---------- RECORD EXTRACTS ----------

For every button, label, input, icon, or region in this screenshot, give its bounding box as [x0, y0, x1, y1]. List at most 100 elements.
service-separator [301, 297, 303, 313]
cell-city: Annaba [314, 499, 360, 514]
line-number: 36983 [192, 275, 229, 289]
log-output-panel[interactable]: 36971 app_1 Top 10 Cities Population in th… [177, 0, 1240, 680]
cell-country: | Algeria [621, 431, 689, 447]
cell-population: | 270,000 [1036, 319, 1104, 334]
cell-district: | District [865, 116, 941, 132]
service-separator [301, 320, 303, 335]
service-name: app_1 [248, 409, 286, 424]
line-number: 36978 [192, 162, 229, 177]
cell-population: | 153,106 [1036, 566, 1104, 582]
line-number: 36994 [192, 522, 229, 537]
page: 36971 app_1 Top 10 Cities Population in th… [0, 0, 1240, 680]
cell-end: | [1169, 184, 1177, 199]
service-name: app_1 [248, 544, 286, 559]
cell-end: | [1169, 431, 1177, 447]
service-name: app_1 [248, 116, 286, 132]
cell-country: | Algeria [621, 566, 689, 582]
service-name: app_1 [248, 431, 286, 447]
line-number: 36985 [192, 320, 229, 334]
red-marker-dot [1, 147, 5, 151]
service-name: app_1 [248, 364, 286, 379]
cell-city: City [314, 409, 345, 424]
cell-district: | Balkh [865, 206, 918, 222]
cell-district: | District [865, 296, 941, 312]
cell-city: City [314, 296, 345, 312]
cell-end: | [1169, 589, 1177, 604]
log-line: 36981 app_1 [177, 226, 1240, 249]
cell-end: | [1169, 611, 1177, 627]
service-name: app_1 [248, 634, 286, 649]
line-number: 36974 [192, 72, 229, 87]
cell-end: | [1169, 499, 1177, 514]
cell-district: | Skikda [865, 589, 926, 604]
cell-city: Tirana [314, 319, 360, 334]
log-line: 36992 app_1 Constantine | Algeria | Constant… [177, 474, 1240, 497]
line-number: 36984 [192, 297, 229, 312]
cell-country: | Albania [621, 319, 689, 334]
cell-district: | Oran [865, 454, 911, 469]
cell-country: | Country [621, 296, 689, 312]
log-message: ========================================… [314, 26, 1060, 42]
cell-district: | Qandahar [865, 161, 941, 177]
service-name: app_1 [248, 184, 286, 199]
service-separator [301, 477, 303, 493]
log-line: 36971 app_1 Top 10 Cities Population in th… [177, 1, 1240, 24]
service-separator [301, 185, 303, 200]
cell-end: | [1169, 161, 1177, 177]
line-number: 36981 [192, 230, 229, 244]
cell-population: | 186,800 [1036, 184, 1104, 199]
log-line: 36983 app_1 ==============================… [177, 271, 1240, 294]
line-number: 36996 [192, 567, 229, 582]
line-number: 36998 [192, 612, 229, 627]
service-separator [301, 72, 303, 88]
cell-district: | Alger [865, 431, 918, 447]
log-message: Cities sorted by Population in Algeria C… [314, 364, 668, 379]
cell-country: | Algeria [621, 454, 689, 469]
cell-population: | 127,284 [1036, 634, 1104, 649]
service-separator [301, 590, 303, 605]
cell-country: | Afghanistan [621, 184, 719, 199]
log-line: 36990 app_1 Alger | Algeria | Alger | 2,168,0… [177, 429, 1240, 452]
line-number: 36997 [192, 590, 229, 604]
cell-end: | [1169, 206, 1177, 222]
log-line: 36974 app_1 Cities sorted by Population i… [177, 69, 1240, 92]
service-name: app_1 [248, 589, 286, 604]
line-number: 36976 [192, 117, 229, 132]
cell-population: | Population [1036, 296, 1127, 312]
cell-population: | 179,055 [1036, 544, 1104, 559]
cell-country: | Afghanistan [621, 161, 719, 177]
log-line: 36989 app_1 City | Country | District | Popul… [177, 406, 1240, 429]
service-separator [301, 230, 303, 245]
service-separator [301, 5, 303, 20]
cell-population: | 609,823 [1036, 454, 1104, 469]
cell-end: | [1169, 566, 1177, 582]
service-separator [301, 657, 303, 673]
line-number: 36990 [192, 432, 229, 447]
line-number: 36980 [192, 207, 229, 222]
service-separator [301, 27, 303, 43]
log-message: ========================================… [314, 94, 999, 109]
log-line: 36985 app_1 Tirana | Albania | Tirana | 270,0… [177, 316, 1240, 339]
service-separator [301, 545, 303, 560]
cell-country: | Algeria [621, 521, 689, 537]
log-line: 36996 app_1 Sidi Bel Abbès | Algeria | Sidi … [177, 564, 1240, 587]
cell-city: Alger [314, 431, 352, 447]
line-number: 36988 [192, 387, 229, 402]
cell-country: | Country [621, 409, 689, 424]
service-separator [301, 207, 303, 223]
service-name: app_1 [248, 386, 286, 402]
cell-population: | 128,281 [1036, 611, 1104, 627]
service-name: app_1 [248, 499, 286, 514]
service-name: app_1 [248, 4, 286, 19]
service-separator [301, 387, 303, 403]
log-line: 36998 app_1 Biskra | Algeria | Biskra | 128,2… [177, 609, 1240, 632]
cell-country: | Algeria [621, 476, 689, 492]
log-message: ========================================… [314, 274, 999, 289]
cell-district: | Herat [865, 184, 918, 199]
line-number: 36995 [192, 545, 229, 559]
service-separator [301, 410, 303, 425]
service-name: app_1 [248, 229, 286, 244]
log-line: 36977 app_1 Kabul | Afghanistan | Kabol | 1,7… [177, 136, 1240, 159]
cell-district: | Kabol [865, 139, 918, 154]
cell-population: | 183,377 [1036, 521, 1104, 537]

----------

### SHORT EXERCISE
Edit the data above so that every "service-name" becomes "service-label", keeping all other text exactly the same.

### RESULT
For every button, label, input, icon, or region in this screenshot, give its bounding box as [x0, y0, x1, y1]. List at most 100 elements.
service-separator [301, 297, 303, 313]
cell-city: Annaba [314, 499, 360, 514]
line-number: 36983 [192, 275, 229, 289]
log-output-panel[interactable]: 36971 app_1 Top 10 Cities Population in th… [177, 0, 1240, 680]
cell-country: | Algeria [621, 431, 689, 447]
cell-population: | 270,000 [1036, 319, 1104, 334]
cell-district: | District [865, 116, 941, 132]
service-separator [301, 320, 303, 335]
service-label: app_1 [248, 409, 286, 424]
line-number: 36978 [192, 162, 229, 177]
cell-population: | 153,106 [1036, 566, 1104, 582]
line-number: 36994 [192, 522, 229, 537]
page: 36971 app_1 Top 10 Cities Population in th… [0, 0, 1240, 680]
cell-end: | [1169, 184, 1177, 199]
service-label: app_1 [248, 544, 286, 559]
cell-end: | [1169, 431, 1177, 447]
service-label: app_1 [248, 116, 286, 132]
cell-country: | Algeria [621, 566, 689, 582]
service-label: app_1 [248, 431, 286, 447]
line-number: 36985 [192, 320, 229, 334]
red-marker-dot [1, 147, 5, 151]
service-label: app_1 [248, 364, 286, 379]
cell-city: City [314, 409, 345, 424]
cell-district: | Balkh [865, 206, 918, 222]
cell-district: | District [865, 296, 941, 312]
cell-city: City [314, 296, 345, 312]
cell-end: | [1169, 589, 1177, 604]
log-line: 36981 app_1 [177, 226, 1240, 249]
cell-end: | [1169, 611, 1177, 627]
service-label: app_1 [248, 634, 286, 649]
line-number: 36974 [192, 72, 229, 87]
cell-end: | [1169, 499, 1177, 514]
cell-district: | Skikda [865, 589, 926, 604]
cell-city: Tirana [314, 319, 360, 334]
log-line: 36992 app_1 Constantine | Algeria | Constant… [177, 474, 1240, 497]
line-number: 36984 [192, 297, 229, 312]
cell-country: | Albania [621, 319, 689, 334]
cell-district: | Oran [865, 454, 911, 469]
cell-country: | Country [621, 296, 689, 312]
log-message: ========================================… [314, 26, 1060, 42]
cell-district: | Qandahar [865, 161, 941, 177]
service-label: app_1 [248, 184, 286, 199]
service-separator [301, 477, 303, 493]
log-line: 36971 app_1 Top 10 Cities Population in th… [177, 1, 1240, 24]
service-separator [301, 185, 303, 200]
cell-end: | [1169, 161, 1177, 177]
line-number: 36981 [192, 230, 229, 244]
cell-population: | 186,800 [1036, 184, 1104, 199]
log-line: 36983 app_1 ==============================… [177, 271, 1240, 294]
line-number: 36996 [192, 567, 229, 582]
line-number: 36998 [192, 612, 229, 627]
service-separator [301, 72, 303, 88]
cell-district: | Alger [865, 431, 918, 447]
log-message: Cities sorted by Population in Algeria C… [314, 364, 668, 379]
cell-country: | Algeria [621, 454, 689, 469]
cell-population: | 127,284 [1036, 634, 1104, 649]
service-separator [301, 590, 303, 605]
cell-country: | Afghanistan [621, 184, 719, 199]
log-line: 36990 app_1 Alger | Algeria | Alger | 2,168,0… [177, 429, 1240, 452]
line-number: 36997 [192, 590, 229, 604]
cell-end: | [1169, 206, 1177, 222]
log-line: 36974 app_1 Cities sorted by Population i… [177, 69, 1240, 92]
service-label: app_1 [248, 589, 286, 604]
line-number: 36976 [192, 117, 229, 132]
cell-population: | Population [1036, 296, 1127, 312]
cell-population: | 179,055 [1036, 544, 1104, 559]
cell-country: | Afghanistan [621, 161, 719, 177]
log-line: 36989 app_1 City | Country | District | Popul… [177, 406, 1240, 429]
service-separator [301, 230, 303, 245]
service-separator [301, 5, 303, 20]
cell-population: | 609,823 [1036, 454, 1104, 469]
cell-end: | [1169, 566, 1177, 582]
service-separator [301, 657, 303, 673]
line-number: 36990 [192, 432, 229, 447]
line-number: 36980 [192, 207, 229, 222]
service-separator [301, 27, 303, 43]
log-message: ========================================… [314, 94, 999, 109]
log-line: 36985 app_1 Tirana | Albania | Tirana | 270,0… [177, 316, 1240, 339]
service-separator [301, 545, 303, 560]
cell-country: | Algeria [621, 521, 689, 537]
log-line: 36996 app_1 Sidi Bel Abbès | Algeria | Sidi … [177, 564, 1240, 587]
cell-city: Alger [314, 431, 352, 447]
line-number: 36988 [192, 387, 229, 402]
cell-country: | Country [621, 409, 689, 424]
service-separator [301, 207, 303, 223]
service-label: app_1 [248, 386, 286, 402]
cell-population: | 128,281 [1036, 611, 1104, 627]
service-label: app_1 [248, 499, 286, 514]
service-label: app_1 [248, 4, 286, 19]
service-separator [301, 387, 303, 403]
log-line: 36998 app_1 Biskra | Algeria | Biskra | 128,2… [177, 609, 1240, 632]
cell-country: | Algeria [621, 476, 689, 492]
log-message: ========================================… [314, 274, 999, 289]
cell-district: | Herat [865, 184, 918, 199]
line-number: 36995 [192, 545, 229, 559]
service-separator [301, 410, 303, 425]
service-label: app_1 [248, 229, 286, 244]
log-line: 36977 app_1 Kabul | Afghanistan | Kabol | 1,7… [177, 136, 1240, 159]
cell-district: | Kabol [865, 139, 918, 154]
cell-population: | 183,377 [1036, 521, 1104, 537]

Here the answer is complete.